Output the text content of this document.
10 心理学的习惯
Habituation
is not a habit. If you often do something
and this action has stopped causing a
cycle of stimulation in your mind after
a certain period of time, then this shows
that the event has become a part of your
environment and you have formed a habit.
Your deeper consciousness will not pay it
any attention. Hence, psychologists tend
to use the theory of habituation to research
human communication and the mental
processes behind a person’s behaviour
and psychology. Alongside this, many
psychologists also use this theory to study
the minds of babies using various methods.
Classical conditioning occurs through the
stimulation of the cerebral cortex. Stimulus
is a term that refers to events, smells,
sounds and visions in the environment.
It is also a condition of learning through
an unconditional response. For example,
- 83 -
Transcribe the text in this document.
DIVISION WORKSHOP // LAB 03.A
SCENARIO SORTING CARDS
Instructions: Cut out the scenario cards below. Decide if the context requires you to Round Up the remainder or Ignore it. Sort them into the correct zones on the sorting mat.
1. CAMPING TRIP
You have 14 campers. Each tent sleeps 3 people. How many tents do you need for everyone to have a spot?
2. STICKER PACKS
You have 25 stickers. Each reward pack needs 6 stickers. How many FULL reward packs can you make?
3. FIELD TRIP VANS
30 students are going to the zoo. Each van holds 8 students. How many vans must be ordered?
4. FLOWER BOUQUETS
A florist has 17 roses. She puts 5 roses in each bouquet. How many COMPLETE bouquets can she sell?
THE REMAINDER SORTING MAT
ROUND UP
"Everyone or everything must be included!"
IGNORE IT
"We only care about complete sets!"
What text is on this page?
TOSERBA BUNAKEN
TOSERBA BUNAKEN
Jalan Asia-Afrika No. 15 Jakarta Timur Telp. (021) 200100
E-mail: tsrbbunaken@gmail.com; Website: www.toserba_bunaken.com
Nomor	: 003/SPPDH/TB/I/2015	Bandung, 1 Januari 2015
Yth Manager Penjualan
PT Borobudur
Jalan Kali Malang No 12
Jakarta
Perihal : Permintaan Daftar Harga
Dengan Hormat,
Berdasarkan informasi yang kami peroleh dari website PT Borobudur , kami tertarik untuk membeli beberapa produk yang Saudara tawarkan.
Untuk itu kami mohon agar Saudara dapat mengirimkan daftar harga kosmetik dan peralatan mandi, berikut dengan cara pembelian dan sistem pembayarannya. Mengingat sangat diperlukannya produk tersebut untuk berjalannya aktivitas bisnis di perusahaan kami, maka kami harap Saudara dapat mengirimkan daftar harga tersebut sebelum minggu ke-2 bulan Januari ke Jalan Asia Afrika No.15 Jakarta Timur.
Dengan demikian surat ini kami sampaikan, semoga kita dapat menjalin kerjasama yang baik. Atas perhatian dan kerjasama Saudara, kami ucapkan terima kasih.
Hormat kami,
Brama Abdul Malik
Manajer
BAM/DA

## Your instructions:
Nothing in the data may differ; print all of it exactly as written.

## Written response:
Output the text content of this document.
10 心理学的习惯
Habituation
is not a habit. If you often do something
and this action has stopped causing a
cycle of stimulation in your mind after
a certain period of time, then this shows
that the event has become a part of your
environment and you have formed a habit.
Your deeper consciousness will not pay it
any attention. Hence, psychologists tend
to use the theory of habituation to research
human communication and the mental
processes behind a person’s behaviour
and psychology. Alongside this, many
psychologists also use this theory to study
the minds of babies using various methods.
Classical conditioning occurs through the
stimulation of the cerebral cortex. Stimulus
is a term that refers to events, smells,
sounds and visions in the environment.
It is also a condition of learning through
an unconditional response. For example,
- 83 -
Transcribe the text in this document.
DIVISION WORKSHOP // LAB 03.A
SCENARIO SORTING CARDS
Instructions: Cut out the scenario cards below. Decide if the context requires you to Round Up the remainder or Ignore it. Sort them into the correct zones on the sorting mat.
1. CAMPING TRIP
You have 14 campers. Each tent sleeps 3 people. How many tents do you need for everyone to have a spot?
2. STICKER PACKS
You have 25 stickers. Each reward pack needs 6 stickers. How many FULL reward packs can you make?
3. FIELD TRIP VANS
30 students are going to the zoo. Each van holds 8 students. How many vans must be ordered?
4. FLOWER BOUQUETS
A florist has 17 roses. She puts 5 roses in each bouquet. How many COMPLETE bouquets can she sell?
THE REMAINDER SORTING MAT
ROUND UP
"Everyone or everything must be included!"
IGNORE IT
"We only care about complete sets!"
What text is on this page?
TOSERBA BUNAKEN
TOSERBA BUNAKEN
Jalan Asia-Afrika No. 15 Jakarta Timur Telp. (021) 200100
E-mail: tsrbbunaken@gmail.com; Website: www.toserba_bunaken.com
Nomor	: 003/SPPDH/TB/I/2015	Bandung, 1 Januari 2015
Yth Manager Penjualan
PT Borobudur
Jalan Kali Malang No 12
Jakarta
Perihal : Permintaan Daftar Harga
Dengan Hormat,
Berdasarkan informasi yang kami peroleh dari website PT Borobudur , kami tertarik untuk membeli beberapa produk yang Saudara tawarkan.
Untuk itu kami mohon agar Saudara dapat mengirimkan daftar harga kosmetik dan peralatan mandi, berikut dengan cara pembelian dan sistem pembayarannya. Mengingat sangat diperlukannya produk tersebut untuk berjalannya aktivitas bisnis di perusahaan kami, maka kami harap Saudara dapat mengirimkan daftar harga tersebut sebelum minggu ke-2 bulan Januari ke Jalan Asia Afrika No.15 Jakarta Timur.
Dengan demikian surat ini kami sampaikan, semoga kita dapat menjalin kerjasama yang baik. Atas perhatian dan kerjasama Saudara, kami ucapkan terima kasih.
Hormat kami,
Brama Abdul Malik
Manajer
BAM/DA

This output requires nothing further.